→ Problem to work on
Extract, from the records beneath this instruction, each line that contains the word "name".

— START —

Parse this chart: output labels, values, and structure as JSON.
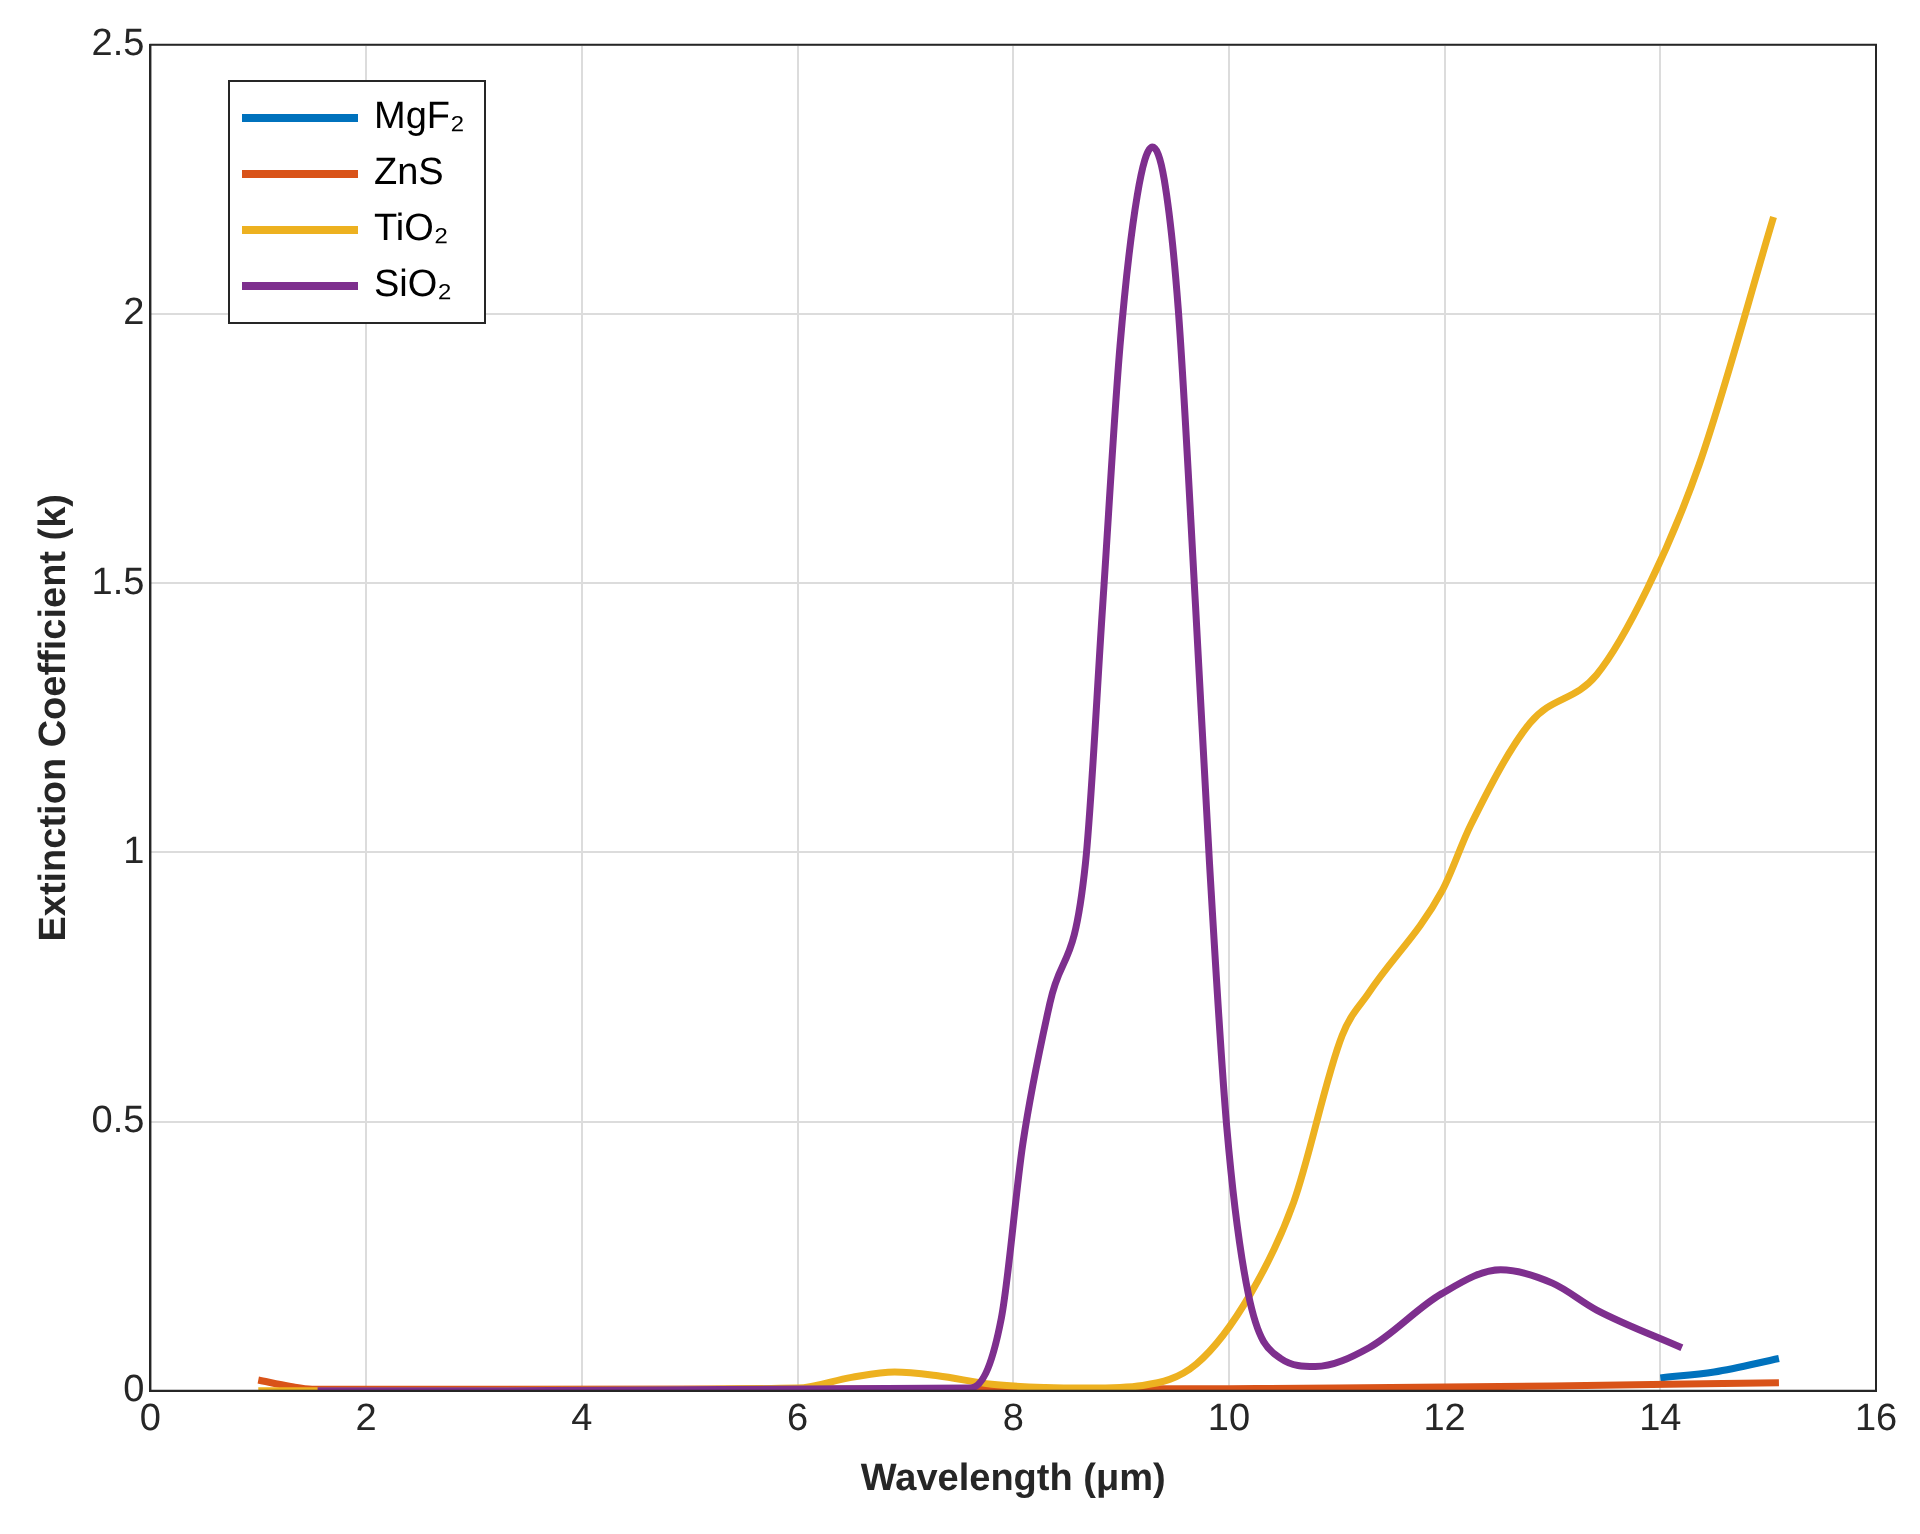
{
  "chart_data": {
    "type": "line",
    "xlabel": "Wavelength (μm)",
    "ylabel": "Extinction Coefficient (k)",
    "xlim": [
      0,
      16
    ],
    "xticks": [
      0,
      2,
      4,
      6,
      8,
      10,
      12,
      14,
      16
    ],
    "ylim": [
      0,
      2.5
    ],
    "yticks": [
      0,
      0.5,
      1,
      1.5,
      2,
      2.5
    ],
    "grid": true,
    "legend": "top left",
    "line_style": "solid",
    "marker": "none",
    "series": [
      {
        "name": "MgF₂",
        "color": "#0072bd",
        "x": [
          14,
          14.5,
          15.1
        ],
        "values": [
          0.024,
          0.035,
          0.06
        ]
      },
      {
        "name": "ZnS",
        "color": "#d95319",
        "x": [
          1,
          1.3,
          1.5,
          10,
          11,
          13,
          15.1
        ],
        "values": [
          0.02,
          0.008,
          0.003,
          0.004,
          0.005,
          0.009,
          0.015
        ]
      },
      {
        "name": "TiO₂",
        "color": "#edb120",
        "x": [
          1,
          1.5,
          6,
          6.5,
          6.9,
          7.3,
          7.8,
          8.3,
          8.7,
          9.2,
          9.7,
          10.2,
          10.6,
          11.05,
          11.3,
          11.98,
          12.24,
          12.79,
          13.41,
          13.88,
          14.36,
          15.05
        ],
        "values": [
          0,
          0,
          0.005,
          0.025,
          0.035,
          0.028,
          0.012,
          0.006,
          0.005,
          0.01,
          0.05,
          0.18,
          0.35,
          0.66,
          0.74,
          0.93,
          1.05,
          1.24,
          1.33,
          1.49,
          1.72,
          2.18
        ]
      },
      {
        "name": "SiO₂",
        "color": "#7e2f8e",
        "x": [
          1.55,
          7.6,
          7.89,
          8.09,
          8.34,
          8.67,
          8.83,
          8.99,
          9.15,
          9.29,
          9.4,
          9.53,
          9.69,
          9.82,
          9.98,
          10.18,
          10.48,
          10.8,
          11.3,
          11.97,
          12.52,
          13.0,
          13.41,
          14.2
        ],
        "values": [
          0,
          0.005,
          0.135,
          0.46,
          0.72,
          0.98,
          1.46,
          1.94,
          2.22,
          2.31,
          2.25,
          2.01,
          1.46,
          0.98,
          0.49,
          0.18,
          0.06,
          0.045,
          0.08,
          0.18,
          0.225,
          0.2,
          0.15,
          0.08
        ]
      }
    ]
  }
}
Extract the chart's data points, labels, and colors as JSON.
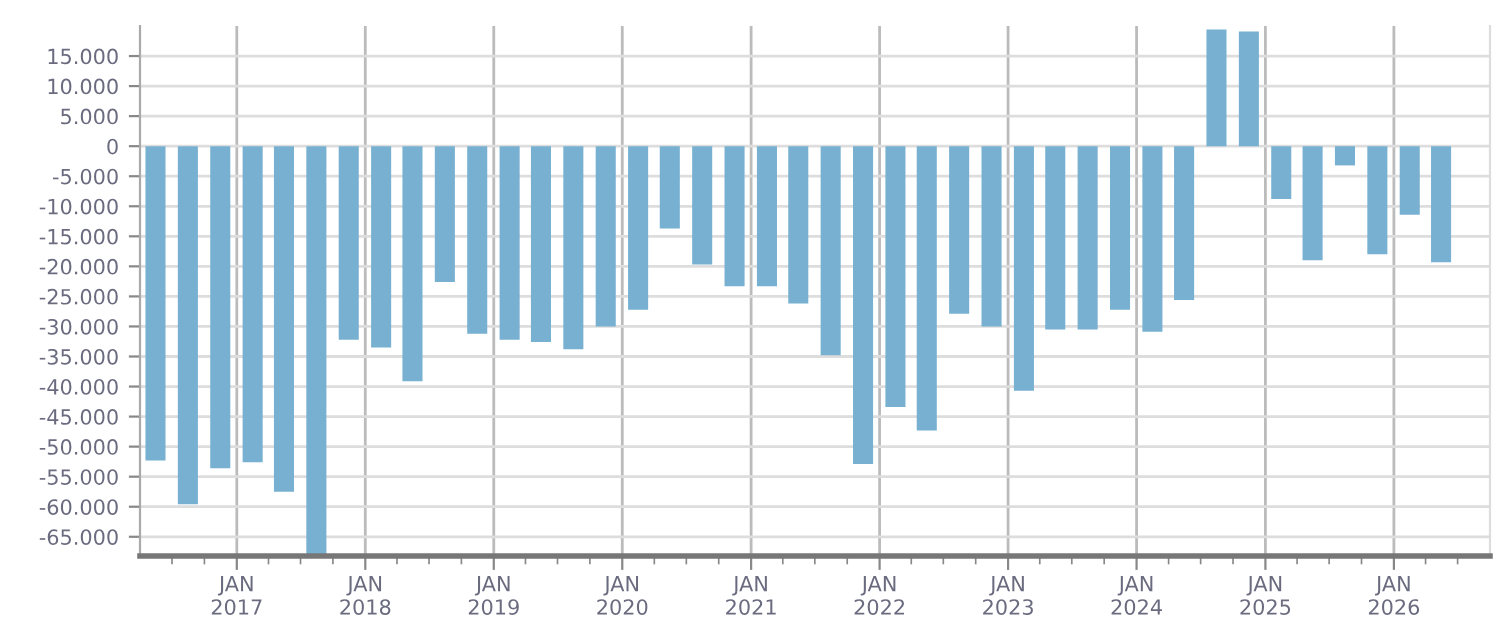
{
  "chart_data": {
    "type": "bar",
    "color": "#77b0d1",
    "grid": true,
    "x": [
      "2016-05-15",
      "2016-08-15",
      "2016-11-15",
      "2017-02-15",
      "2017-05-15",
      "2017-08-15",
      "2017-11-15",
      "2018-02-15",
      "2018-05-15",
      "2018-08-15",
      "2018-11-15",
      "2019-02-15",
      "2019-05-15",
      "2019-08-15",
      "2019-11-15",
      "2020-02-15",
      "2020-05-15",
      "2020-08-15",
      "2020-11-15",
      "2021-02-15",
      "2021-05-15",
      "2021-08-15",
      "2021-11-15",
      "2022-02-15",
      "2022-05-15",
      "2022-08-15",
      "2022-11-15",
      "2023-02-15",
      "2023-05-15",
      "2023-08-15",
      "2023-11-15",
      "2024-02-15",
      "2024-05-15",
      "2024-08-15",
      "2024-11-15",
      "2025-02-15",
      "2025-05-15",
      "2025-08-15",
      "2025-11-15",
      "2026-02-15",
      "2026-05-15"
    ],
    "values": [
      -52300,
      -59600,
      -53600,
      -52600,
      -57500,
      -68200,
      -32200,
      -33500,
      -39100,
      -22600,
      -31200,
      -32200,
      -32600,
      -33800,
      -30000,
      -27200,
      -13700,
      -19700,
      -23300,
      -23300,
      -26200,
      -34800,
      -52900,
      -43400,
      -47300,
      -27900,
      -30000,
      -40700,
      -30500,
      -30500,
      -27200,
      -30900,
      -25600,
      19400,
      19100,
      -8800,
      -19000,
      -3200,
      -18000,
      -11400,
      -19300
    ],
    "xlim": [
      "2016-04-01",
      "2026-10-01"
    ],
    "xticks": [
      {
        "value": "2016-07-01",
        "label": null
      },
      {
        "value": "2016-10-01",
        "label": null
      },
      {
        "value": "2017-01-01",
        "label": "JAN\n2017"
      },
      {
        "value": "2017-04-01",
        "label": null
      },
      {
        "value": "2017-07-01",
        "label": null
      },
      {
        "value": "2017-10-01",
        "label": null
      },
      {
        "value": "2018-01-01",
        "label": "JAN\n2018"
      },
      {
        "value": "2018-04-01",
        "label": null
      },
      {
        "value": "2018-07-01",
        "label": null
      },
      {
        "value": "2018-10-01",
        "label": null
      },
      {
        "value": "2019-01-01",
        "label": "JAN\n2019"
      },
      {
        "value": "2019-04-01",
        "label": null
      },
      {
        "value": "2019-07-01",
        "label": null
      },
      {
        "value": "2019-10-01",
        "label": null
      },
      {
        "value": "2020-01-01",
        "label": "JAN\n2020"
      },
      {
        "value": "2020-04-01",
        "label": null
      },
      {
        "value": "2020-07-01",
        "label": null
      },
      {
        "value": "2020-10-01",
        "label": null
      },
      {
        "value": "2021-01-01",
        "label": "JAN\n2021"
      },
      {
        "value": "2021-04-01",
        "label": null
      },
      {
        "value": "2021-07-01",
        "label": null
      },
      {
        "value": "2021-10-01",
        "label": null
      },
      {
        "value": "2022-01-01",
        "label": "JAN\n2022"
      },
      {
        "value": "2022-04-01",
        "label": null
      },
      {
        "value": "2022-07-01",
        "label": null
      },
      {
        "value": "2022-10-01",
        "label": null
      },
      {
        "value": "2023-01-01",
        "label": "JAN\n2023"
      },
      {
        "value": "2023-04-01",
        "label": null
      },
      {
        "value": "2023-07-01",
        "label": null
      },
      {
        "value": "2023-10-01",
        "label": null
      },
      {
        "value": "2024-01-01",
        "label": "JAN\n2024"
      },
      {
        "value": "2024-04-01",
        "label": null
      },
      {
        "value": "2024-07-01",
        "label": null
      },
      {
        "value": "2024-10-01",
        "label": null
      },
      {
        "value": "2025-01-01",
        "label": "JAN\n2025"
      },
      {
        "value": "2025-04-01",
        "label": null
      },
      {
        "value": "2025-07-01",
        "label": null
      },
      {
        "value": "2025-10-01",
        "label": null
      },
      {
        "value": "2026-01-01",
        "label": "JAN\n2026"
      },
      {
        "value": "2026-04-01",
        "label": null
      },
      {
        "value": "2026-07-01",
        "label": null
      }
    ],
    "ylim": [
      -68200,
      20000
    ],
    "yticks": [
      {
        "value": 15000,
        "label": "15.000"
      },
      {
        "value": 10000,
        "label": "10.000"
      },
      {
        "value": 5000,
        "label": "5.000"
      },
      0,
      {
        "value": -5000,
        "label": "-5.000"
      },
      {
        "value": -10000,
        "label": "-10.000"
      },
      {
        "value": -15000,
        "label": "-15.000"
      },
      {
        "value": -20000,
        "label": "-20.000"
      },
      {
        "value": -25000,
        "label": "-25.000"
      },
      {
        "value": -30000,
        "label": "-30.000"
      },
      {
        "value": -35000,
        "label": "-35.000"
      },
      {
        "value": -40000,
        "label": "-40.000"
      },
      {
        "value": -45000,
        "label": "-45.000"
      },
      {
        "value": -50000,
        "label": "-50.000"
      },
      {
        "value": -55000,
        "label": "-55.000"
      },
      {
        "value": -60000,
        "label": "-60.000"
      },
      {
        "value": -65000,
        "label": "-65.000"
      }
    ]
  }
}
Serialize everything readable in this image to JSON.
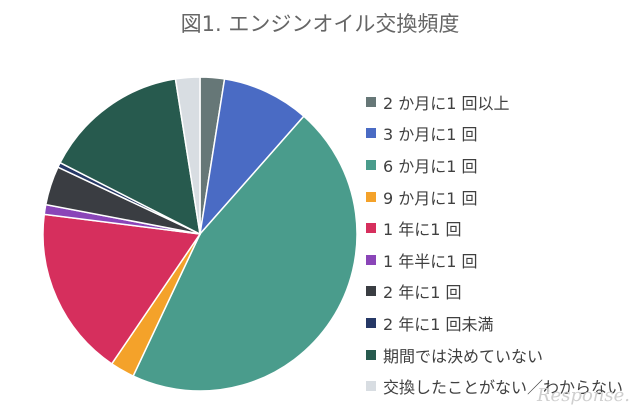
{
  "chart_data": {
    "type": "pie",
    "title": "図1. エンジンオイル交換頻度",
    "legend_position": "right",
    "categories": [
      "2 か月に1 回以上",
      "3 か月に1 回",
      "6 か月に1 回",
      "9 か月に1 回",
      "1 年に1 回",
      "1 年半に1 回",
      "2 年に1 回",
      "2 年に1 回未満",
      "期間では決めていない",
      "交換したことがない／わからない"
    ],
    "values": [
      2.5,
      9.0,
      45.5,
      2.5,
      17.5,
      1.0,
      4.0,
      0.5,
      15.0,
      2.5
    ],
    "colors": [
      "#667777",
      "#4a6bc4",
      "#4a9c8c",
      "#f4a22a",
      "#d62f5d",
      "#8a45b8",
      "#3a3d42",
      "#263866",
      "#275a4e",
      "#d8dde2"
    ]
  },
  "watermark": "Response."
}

— END —

→ Complete answer
        "name": "MgF₂",
        "name": "ZnS",
        "name": "TiO₂",
        "name": "SiO₂",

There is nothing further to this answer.